### DATASET EXTRACT

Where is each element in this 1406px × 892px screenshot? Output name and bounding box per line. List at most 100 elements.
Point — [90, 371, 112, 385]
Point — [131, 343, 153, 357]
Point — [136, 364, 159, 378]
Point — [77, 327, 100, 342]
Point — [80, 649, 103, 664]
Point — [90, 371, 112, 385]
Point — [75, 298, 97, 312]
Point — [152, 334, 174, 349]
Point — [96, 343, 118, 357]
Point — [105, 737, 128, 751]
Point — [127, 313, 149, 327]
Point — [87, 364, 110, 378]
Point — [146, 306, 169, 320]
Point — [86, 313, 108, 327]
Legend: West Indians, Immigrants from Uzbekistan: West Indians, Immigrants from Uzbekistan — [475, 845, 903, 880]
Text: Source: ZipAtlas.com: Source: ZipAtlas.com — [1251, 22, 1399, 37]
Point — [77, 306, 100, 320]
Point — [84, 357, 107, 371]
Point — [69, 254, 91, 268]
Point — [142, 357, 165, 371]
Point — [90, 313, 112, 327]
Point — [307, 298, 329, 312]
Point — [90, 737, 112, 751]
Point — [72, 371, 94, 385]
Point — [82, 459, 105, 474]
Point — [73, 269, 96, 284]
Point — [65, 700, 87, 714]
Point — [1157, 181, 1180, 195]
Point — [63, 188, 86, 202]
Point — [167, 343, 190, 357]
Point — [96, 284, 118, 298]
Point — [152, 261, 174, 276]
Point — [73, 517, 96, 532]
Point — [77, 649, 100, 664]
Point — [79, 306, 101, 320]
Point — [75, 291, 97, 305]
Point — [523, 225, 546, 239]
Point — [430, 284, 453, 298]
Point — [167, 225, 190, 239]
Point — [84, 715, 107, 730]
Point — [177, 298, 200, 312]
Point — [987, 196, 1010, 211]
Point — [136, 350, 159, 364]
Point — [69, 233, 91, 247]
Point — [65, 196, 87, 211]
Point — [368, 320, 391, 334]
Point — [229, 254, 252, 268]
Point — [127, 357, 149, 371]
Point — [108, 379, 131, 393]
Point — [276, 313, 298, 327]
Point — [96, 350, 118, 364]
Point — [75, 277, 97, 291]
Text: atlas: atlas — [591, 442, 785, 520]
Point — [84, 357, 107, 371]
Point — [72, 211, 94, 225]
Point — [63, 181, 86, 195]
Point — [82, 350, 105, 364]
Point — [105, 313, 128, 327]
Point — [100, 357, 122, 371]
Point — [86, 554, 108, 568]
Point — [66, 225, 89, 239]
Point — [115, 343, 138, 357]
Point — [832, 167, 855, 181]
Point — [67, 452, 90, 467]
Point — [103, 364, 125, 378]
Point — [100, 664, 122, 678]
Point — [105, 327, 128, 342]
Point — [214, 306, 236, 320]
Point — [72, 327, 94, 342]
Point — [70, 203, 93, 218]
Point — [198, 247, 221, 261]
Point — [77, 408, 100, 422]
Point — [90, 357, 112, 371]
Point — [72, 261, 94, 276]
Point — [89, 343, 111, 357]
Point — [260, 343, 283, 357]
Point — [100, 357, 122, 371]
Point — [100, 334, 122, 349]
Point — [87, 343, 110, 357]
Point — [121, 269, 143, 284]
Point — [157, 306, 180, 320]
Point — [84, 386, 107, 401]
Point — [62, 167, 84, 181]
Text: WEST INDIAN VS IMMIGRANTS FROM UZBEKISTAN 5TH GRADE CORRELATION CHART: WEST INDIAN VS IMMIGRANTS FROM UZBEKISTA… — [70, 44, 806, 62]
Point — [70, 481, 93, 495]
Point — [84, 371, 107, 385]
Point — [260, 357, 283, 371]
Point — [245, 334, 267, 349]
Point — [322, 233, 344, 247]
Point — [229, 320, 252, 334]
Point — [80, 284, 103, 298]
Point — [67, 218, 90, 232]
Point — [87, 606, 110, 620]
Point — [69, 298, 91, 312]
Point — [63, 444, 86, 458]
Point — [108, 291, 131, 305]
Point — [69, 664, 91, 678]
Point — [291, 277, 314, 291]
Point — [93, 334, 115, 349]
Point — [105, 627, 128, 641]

### PROBLEM STATEMENT
Reproduce every one of the rows above character for character, keeping them in the same order.

### RESPONSE
Where is each element in this 1406px × 892px screenshot? Output name and bounding box per line. List at most 100 elements.
Point — [90, 371, 112, 385]
Point — [131, 343, 153, 357]
Point — [136, 364, 159, 378]
Point — [77, 327, 100, 342]
Point — [80, 649, 103, 664]
Point — [90, 371, 112, 385]
Point — [75, 298, 97, 312]
Point — [152, 334, 174, 349]
Point — [96, 343, 118, 357]
Point — [105, 737, 128, 751]
Point — [127, 313, 149, 327]
Point — [87, 364, 110, 378]
Point — [146, 306, 169, 320]
Point — [86, 313, 108, 327]
Legend: West Indians, Immigrants from Uzbekistan: West Indians, Immigrants from Uzbekistan — [475, 845, 903, 880]
Text: Source: ZipAtlas.com: Source: ZipAtlas.com — [1251, 22, 1399, 37]
Point — [77, 306, 100, 320]
Point — [84, 357, 107, 371]
Point — [69, 254, 91, 268]
Point — [142, 357, 165, 371]
Point — [90, 313, 112, 327]
Point — [307, 298, 329, 312]
Point — [90, 737, 112, 751]
Point — [72, 371, 94, 385]
Point — [82, 459, 105, 474]
Point — [73, 269, 96, 284]
Point — [65, 700, 87, 714]
Point — [1157, 181, 1180, 195]
Point — [63, 188, 86, 202]
Point — [167, 343, 190, 357]
Point — [96, 284, 118, 298]
Point — [152, 261, 174, 276]
Point — [73, 517, 96, 532]
Point — [77, 649, 100, 664]
Point — [79, 306, 101, 320]
Point — [75, 291, 97, 305]
Point — [523, 225, 546, 239]
Point — [430, 284, 453, 298]
Point — [167, 225, 190, 239]
Point — [84, 715, 107, 730]
Point — [177, 298, 200, 312]
Point — [987, 196, 1010, 211]
Point — [136, 350, 159, 364]
Point — [69, 233, 91, 247]
Point — [65, 196, 87, 211]
Point — [368, 320, 391, 334]
Point — [229, 254, 252, 268]
Point — [127, 357, 149, 371]
Point — [108, 379, 131, 393]
Point — [276, 313, 298, 327]
Point — [96, 350, 118, 364]
Point — [75, 277, 97, 291]
Text: atlas: atlas — [591, 442, 785, 520]
Point — [84, 357, 107, 371]
Point — [72, 211, 94, 225]
Point — [63, 181, 86, 195]
Point — [82, 350, 105, 364]
Point — [105, 313, 128, 327]
Point — [100, 357, 122, 371]
Point — [86, 554, 108, 568]
Point — [66, 225, 89, 239]
Point — [115, 343, 138, 357]
Point — [832, 167, 855, 181]
Point — [67, 452, 90, 467]
Point — [103, 364, 125, 378]
Point — [100, 664, 122, 678]
Point — [105, 327, 128, 342]
Point — [214, 306, 236, 320]
Point — [72, 327, 94, 342]
Point — [70, 203, 93, 218]
Point — [198, 247, 221, 261]
Point — [77, 408, 100, 422]
Point — [90, 357, 112, 371]
Point — [72, 261, 94, 276]
Point — [89, 343, 111, 357]
Point — [260, 343, 283, 357]
Point — [100, 357, 122, 371]
Point — [100, 334, 122, 349]
Point — [87, 343, 110, 357]
Point — [121, 269, 143, 284]
Point — [157, 306, 180, 320]
Point — [84, 386, 107, 401]
Point — [62, 167, 84, 181]
Text: WEST INDIAN VS IMMIGRANTS FROM UZBEKISTAN 5TH GRADE CORRELATION CHART: WEST INDIAN VS IMMIGRANTS FROM UZBEKISTA… — [70, 44, 806, 62]
Point — [70, 481, 93, 495]
Point — [84, 371, 107, 385]
Point — [260, 357, 283, 371]
Point — [245, 334, 267, 349]
Point — [322, 233, 344, 247]
Point — [229, 320, 252, 334]
Point — [80, 284, 103, 298]
Point — [67, 218, 90, 232]
Point — [87, 606, 110, 620]
Point — [69, 298, 91, 312]
Point — [63, 444, 86, 458]
Point — [108, 291, 131, 305]
Point — [69, 664, 91, 678]
Point — [291, 277, 314, 291]
Point — [93, 334, 115, 349]
Point — [105, 627, 128, 641]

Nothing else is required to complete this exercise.